> [THE REQUEST]:
Show all lines holding "screenshot".

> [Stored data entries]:
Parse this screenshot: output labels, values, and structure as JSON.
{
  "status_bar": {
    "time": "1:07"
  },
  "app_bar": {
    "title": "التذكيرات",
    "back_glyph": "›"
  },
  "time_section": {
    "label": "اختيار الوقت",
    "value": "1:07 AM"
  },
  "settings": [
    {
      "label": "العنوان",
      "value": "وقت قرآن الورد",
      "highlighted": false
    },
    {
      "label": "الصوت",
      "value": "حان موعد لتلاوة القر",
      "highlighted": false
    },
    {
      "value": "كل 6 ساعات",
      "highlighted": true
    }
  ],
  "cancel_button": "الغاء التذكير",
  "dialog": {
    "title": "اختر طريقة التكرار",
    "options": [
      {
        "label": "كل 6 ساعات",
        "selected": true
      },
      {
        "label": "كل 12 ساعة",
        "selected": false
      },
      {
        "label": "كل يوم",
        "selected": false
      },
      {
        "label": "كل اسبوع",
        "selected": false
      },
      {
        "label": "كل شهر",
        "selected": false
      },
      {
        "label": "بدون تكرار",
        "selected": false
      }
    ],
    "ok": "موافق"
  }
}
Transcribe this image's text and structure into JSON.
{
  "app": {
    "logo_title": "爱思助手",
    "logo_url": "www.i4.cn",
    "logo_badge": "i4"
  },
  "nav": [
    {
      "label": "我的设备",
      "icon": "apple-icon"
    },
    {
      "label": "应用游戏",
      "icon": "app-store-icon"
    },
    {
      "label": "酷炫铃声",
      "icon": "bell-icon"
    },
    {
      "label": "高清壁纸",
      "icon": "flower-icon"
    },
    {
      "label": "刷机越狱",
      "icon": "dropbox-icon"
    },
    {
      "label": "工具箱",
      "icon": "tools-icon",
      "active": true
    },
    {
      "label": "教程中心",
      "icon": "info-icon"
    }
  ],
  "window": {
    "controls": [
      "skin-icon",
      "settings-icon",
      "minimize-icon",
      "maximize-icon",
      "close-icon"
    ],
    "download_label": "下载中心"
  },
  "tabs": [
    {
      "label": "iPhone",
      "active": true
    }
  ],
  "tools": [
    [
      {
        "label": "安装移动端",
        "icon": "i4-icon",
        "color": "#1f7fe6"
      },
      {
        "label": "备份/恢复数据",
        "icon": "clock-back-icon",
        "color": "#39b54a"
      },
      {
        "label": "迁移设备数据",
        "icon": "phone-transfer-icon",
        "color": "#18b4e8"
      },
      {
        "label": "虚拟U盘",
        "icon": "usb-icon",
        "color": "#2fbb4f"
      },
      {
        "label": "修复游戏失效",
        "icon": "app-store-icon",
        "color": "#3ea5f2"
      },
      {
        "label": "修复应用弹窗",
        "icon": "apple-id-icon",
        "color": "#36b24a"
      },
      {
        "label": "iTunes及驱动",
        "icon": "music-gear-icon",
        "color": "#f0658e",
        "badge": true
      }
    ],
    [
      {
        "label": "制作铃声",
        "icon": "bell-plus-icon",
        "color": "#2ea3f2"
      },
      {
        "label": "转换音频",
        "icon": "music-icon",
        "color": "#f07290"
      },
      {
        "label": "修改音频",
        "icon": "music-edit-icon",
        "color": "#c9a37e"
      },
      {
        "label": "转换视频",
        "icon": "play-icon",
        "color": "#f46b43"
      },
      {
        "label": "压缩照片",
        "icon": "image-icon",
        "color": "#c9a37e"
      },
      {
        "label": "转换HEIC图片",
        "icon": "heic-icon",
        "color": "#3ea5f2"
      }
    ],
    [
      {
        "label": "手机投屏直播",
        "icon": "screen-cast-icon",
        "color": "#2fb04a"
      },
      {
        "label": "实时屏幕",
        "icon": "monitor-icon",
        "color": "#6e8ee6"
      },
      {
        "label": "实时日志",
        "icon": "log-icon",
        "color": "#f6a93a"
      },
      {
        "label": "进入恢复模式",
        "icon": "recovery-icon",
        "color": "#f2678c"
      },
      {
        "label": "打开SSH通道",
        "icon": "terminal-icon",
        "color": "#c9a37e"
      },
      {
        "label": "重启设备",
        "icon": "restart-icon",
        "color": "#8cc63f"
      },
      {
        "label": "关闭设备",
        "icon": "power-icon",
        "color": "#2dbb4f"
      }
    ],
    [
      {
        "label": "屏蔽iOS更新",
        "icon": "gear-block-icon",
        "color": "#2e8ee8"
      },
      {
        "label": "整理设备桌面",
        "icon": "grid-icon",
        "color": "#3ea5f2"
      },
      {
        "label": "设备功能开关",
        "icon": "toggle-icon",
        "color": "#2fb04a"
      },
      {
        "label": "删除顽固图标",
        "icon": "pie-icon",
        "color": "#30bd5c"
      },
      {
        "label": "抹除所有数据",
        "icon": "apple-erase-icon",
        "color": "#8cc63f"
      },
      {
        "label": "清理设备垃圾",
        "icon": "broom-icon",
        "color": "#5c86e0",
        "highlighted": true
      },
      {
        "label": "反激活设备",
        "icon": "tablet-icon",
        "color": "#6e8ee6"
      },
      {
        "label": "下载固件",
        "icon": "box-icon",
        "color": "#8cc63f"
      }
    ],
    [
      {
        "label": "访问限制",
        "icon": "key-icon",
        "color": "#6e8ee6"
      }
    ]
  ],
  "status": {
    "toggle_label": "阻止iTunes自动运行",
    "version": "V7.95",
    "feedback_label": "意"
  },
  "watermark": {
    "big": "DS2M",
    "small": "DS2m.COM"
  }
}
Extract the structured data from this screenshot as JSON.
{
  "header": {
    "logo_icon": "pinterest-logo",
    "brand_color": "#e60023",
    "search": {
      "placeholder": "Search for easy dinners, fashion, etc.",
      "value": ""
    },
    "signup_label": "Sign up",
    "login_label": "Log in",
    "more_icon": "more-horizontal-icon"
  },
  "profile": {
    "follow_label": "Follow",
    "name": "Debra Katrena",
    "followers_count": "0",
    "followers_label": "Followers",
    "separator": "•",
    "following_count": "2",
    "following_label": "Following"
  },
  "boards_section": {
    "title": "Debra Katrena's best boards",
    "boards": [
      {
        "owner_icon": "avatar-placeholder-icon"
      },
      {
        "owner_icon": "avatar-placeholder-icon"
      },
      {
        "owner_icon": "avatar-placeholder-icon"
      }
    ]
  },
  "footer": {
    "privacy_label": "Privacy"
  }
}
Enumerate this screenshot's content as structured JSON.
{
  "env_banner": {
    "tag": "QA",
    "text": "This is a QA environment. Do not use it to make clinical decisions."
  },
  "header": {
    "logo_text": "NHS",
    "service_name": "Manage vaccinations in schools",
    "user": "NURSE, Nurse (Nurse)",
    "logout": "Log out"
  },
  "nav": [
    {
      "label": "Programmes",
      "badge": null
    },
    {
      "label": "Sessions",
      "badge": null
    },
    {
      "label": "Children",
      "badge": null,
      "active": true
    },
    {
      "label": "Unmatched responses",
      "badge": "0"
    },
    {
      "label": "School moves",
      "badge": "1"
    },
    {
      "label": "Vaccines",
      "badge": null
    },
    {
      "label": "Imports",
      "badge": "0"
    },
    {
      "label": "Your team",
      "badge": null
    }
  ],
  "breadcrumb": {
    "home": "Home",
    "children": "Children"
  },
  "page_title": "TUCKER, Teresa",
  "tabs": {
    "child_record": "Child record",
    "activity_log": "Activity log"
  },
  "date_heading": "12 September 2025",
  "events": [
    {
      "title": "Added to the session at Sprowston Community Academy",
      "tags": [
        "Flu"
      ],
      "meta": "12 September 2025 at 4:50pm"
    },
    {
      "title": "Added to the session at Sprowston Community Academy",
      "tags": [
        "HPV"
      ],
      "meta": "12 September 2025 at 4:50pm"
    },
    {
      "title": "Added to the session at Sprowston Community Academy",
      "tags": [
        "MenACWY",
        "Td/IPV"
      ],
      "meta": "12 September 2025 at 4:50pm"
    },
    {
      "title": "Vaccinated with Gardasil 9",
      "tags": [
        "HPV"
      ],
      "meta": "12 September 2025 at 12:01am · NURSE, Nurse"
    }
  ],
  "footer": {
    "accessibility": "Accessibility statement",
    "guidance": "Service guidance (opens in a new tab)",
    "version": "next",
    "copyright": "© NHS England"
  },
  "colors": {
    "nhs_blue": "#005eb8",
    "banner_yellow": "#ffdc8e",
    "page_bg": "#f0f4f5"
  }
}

> [RESPONSE FOR THIS EXERCISE]:
Parse this screenshot: output labels, values, and structure as JSON.
Extract the structured data from this screenshot as JSON.
Enumerate this screenshot's content as structured JSON.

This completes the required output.